Exercise:
Reproduce the listing below exactly, minus its pictures.

:: Data ::

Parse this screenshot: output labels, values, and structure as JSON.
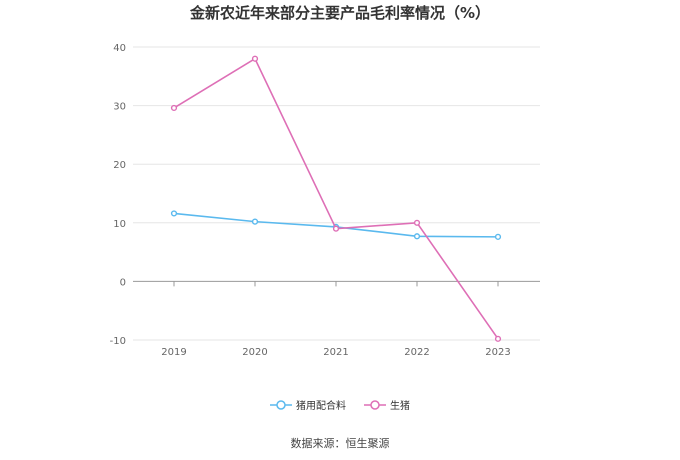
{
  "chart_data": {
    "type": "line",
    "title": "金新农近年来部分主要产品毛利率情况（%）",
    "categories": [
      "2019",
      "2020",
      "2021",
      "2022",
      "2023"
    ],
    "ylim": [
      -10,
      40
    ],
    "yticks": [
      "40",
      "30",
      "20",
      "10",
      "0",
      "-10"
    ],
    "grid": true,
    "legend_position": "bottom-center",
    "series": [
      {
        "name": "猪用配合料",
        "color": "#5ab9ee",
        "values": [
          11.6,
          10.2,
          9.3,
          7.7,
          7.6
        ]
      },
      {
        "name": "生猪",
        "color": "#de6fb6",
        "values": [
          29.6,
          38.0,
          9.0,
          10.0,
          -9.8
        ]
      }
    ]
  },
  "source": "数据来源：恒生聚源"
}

:::

Solution to the exercise:
Parse this screenshot: output labels, values, and structure as JSON.
{
  "chart_data": {
    "type": "line",
    "title": "金新农近年来部分主要产品毛利率情况（%）",
    "categories": [
      "2019",
      "2020",
      "2021",
      "2022",
      "2023"
    ],
    "ylim": [
      -10,
      40
    ],
    "yticks": [
      "40",
      "30",
      "20",
      "10",
      "0",
      "-10"
    ],
    "grid": true,
    "legend_position": "bottom-center",
    "series": [
      {
        "name": "猪用配合料",
        "color": "#5ab9ee",
        "values": [
          11.6,
          10.2,
          9.3,
          7.7,
          7.6
        ]
      },
      {
        "name": "生猪",
        "color": "#de6fb6",
        "values": [
          29.6,
          38.0,
          9.0,
          10.0,
          -9.8
        ]
      }
    ]
  },
  "source": "数据来源：恒生聚源"
}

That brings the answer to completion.